SUPPLIED RECORDS:
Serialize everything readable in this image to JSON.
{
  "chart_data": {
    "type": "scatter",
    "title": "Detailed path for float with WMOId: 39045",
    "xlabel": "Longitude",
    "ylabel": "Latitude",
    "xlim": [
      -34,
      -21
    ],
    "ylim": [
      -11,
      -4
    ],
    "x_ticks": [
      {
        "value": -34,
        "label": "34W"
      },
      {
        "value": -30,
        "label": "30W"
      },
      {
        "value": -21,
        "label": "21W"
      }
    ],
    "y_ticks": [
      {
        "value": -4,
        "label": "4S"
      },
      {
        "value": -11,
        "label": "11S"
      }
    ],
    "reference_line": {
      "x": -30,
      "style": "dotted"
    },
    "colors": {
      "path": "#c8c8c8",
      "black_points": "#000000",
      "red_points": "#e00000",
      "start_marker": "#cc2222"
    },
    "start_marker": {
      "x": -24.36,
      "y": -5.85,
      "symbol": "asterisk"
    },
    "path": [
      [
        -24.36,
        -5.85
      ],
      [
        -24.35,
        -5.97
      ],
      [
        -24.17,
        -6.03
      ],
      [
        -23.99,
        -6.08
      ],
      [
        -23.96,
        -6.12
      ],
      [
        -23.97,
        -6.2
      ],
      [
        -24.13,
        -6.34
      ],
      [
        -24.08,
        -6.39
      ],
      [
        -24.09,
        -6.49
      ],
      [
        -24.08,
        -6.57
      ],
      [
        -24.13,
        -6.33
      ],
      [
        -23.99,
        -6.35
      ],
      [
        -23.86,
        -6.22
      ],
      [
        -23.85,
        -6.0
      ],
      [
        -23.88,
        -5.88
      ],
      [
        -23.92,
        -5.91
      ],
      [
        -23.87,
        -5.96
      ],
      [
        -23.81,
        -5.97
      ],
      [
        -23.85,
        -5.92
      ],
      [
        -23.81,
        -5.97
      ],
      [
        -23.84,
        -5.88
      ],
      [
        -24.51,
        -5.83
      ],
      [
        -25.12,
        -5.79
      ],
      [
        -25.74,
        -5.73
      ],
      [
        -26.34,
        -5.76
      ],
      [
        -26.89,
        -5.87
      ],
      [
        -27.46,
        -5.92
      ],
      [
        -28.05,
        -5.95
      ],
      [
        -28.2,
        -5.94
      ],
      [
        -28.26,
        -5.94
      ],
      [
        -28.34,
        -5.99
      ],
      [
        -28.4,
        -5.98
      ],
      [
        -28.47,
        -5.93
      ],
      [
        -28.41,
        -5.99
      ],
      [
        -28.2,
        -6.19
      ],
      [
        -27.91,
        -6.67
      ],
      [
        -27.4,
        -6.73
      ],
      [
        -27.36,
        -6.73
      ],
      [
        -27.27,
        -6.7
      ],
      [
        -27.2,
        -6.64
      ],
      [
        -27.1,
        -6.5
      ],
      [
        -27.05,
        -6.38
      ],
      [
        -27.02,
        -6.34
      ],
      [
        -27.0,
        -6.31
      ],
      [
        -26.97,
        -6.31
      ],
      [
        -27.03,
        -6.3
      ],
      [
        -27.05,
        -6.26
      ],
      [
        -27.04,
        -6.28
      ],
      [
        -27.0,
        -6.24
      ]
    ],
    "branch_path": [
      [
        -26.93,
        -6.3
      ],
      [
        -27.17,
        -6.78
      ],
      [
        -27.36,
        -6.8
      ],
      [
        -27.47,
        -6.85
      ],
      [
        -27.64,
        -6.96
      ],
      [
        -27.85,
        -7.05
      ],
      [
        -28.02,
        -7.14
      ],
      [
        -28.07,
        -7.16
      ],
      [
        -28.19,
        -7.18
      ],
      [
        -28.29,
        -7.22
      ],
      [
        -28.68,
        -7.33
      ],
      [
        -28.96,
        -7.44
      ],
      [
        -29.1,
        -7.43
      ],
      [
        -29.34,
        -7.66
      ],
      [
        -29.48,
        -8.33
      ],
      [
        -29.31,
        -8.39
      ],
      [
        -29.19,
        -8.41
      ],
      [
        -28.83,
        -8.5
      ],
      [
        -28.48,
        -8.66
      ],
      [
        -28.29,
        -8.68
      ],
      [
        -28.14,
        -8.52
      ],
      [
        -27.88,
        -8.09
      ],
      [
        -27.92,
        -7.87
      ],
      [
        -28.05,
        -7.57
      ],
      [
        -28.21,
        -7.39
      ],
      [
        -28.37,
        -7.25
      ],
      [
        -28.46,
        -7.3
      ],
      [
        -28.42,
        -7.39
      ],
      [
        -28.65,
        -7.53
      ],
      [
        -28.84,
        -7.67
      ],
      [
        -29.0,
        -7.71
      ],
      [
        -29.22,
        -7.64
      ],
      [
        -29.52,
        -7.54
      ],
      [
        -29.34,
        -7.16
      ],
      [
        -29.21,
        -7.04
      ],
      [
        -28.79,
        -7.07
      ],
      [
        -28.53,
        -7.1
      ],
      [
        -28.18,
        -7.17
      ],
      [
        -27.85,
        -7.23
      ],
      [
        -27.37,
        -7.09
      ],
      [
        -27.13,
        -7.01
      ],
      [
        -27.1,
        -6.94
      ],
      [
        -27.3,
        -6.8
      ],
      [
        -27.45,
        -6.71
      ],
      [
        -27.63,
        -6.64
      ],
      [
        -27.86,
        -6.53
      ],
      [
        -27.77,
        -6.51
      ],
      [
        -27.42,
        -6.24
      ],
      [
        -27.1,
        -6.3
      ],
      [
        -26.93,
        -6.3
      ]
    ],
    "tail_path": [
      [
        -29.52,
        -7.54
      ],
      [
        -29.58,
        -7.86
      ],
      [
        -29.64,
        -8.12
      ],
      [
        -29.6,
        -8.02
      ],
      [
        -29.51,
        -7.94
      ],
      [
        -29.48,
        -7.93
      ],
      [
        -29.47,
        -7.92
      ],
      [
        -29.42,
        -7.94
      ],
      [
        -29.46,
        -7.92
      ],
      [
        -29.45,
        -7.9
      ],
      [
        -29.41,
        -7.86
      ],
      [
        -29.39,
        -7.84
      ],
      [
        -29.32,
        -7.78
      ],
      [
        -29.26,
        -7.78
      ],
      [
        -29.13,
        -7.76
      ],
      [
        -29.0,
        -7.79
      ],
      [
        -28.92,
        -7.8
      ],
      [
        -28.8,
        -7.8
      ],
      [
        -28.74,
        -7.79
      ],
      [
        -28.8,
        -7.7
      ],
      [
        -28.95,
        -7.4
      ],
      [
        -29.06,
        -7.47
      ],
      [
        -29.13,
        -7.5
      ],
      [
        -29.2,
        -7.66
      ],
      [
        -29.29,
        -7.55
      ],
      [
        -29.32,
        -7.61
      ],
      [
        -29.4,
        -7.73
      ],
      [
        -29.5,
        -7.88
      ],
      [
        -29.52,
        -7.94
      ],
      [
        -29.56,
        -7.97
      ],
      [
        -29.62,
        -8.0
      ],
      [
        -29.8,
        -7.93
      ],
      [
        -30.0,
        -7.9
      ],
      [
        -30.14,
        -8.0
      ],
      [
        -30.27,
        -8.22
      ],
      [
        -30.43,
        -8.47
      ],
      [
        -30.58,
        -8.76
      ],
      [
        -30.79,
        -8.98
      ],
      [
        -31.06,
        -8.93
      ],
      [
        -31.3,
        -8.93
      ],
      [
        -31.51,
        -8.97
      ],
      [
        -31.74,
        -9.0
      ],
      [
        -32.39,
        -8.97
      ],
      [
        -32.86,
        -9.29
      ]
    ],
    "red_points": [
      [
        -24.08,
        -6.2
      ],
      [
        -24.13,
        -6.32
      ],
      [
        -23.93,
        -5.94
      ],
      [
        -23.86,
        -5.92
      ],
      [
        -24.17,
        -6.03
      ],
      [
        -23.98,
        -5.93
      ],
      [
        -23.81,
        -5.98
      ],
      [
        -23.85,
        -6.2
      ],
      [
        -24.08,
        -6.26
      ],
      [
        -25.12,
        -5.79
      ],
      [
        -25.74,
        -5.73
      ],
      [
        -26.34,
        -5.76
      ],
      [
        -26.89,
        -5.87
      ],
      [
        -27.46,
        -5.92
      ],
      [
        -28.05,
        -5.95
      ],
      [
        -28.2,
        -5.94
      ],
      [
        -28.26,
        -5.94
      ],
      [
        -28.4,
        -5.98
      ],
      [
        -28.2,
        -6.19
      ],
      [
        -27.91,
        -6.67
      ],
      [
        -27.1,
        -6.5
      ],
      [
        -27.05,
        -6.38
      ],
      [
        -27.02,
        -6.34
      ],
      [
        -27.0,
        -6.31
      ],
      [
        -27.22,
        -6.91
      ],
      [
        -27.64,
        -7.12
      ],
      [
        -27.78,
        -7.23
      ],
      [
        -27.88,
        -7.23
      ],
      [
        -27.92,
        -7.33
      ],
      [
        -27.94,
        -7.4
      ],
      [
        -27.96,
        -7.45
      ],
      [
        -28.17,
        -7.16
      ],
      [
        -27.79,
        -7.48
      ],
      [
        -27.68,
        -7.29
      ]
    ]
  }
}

BRIEF:
From the records above, copy every line that holds the word "value".

OUTPUT OF THE EXERCISE:
        "value": -34,
        "value": -30,
        "value": -21,
        "value": -4,
        "value": -11,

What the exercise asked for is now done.